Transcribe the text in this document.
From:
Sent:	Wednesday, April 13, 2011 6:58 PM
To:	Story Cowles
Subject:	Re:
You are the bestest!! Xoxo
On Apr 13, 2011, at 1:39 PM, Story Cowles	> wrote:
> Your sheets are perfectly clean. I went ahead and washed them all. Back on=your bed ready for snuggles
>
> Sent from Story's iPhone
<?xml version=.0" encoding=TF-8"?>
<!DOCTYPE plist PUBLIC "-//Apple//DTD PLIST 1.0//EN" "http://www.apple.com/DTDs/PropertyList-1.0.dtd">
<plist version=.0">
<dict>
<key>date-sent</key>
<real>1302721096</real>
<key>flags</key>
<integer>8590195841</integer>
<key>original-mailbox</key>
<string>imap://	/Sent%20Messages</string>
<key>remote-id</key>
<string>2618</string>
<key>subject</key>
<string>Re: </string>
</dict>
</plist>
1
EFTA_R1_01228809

◇ ◇ ◇ ◇

● OBJECTIVE
Without leaving anything out, give the entries again exactly.

● RESULT OF THE TASK
Transcribe the text in this document.
From:
Sent:	Wednesday, April 13, 2011 6:58 PM
To:	Story Cowles
Subject:	Re:
You are the bestest!! Xoxo
On Apr 13, 2011, at 1:39 PM, Story Cowles	> wrote:
> Your sheets are perfectly clean. I went ahead and washed them all. Back on=your bed ready for snuggles
>
> Sent from Story's iPhone
<?xml version=.0" encoding=TF-8"?>
<!DOCTYPE plist PUBLIC "-//Apple//DTD PLIST 1.0//EN" "http://www.apple.com/DTDs/PropertyList-1.0.dtd">
<plist version=.0">
<dict>
<key>date-sent</key>
<real>1302721096</real>
<key>flags</key>
<integer>8590195841</integer>
<key>original-mailbox</key>
<string>imap://	/Sent%20Messages</string>
<key>remote-id</key>
<string>2618</string>
<key>subject</key>
<string>Re: </string>
</dict>
</plist>
1
EFTA_R1_01228809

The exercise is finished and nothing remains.